Output the material beneath this task exactly, images excluded.

┌─ Stored rows

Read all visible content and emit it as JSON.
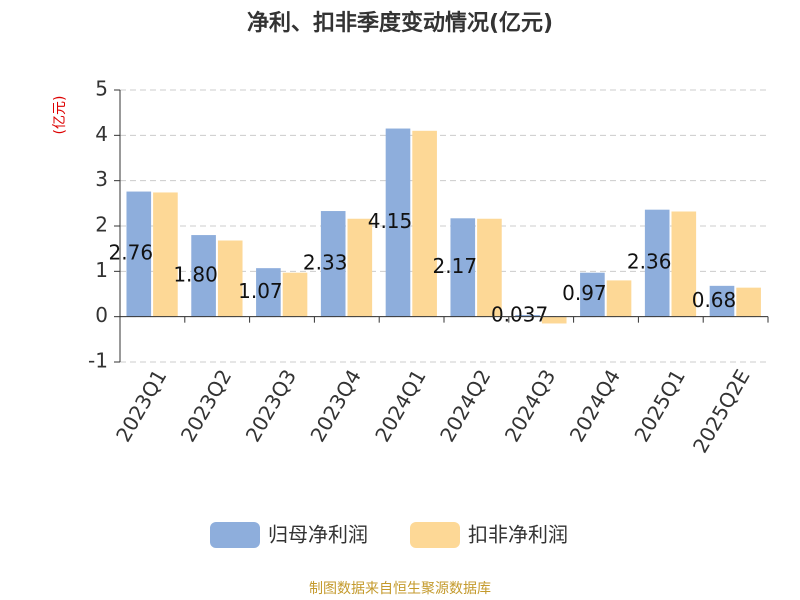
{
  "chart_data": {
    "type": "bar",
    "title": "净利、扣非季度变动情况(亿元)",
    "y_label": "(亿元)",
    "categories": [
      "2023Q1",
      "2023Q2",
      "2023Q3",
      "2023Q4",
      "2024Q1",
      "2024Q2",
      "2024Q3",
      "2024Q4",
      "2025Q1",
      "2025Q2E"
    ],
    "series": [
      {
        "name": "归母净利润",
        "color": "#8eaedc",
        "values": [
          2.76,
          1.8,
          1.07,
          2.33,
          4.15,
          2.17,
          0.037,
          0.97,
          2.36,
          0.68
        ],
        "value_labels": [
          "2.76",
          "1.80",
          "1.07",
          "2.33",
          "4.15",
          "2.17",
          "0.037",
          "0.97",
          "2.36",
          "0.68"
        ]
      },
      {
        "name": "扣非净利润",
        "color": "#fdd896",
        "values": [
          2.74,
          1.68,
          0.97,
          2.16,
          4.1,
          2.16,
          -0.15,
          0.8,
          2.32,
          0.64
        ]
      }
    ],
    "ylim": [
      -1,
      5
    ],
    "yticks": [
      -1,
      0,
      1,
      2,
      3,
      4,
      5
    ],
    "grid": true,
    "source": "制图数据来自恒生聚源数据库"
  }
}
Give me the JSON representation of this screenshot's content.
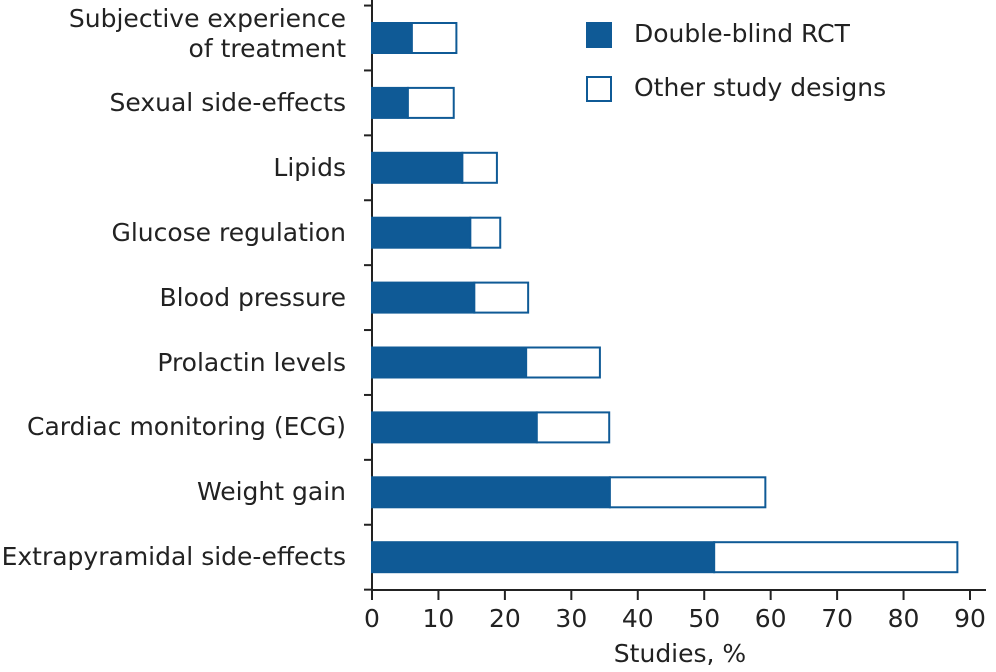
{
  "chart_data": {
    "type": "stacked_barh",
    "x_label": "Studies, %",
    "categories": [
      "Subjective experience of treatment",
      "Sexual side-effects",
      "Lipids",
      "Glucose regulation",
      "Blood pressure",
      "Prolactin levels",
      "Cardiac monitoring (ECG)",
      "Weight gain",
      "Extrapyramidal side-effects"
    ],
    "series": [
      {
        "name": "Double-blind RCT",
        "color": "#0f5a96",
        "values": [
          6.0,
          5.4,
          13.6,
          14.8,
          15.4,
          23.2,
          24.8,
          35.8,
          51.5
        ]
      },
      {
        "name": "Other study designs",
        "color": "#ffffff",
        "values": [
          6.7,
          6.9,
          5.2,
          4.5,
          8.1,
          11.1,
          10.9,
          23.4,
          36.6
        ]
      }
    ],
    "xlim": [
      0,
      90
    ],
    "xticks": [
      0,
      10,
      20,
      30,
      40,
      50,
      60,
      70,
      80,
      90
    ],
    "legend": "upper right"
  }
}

└─

# [Output below]
Read all visible content and emit it as JSON.
{
  "chart_data": {
    "type": "bar",
    "title": "净利、扣非季度变动情况(亿元)",
    "y_label": "(亿元)",
    "categories": [
      "2023Q1",
      "2023Q2",
      "2023Q3",
      "2023Q4",
      "2024Q1",
      "2024Q2",
      "2024Q3",
      "2024Q4",
      "2025Q1",
      "2025Q2E"
    ],
    "series": [
      {
        "name": "归母净利润",
        "color": "#8eaedc",
        "values": [
          2.76,
          1.8,
          1.07,
          2.33,
          4.15,
          2.17,
          0.037,
          0.97,
          2.36,
          0.68
        ],
        "value_labels": [
          "2.76",
          "1.80",
          "1.07",
          "2.33",
          "4.15",
          "2.17",
          "0.037",
          "0.97",
          "2.36",
          "0.68"
        ]
      },
      {
        "name": "扣非净利润",
        "color": "#fdd896",
        "values": [
          2.74,
          1.68,
          0.97,
          2.16,
          4.1,
          2.16,
          -0.15,
          0.8,
          2.32,
          0.64
        ]
      }
    ],
    "ylim": [
      -1,
      5
    ],
    "yticks": [
      -1,
      0,
      1,
      2,
      3,
      4,
      5
    ],
    "grid": true,
    "source": "制图数据来自恒生聚源数据库"
  }
}
Give me the JSON representation of this screenshot's content.
{
  "chart_data": {
    "type": "stacked_barh",
    "x_label": "Studies, %",
    "categories": [
      "Subjective experience of treatment",
      "Sexual side-effects",
      "Lipids",
      "Glucose regulation",
      "Blood pressure",
      "Prolactin levels",
      "Cardiac monitoring (ECG)",
      "Weight gain",
      "Extrapyramidal side-effects"
    ],
    "series": [
      {
        "name": "Double-blind RCT",
        "color": "#0f5a96",
        "values": [
          6.0,
          5.4,
          13.6,
          14.8,
          15.4,
          23.2,
          24.8,
          35.8,
          51.5
        ]
      },
      {
        "name": "Other study designs",
        "color": "#ffffff",
        "values": [
          6.7,
          6.9,
          5.2,
          4.5,
          8.1,
          11.1,
          10.9,
          23.4,
          36.6
        ]
      }
    ],
    "xlim": [
      0,
      90
    ],
    "xticks": [
      0,
      10,
      20,
      30,
      40,
      50,
      60,
      70,
      80,
      90
    ],
    "legend": "upper right"
  }
}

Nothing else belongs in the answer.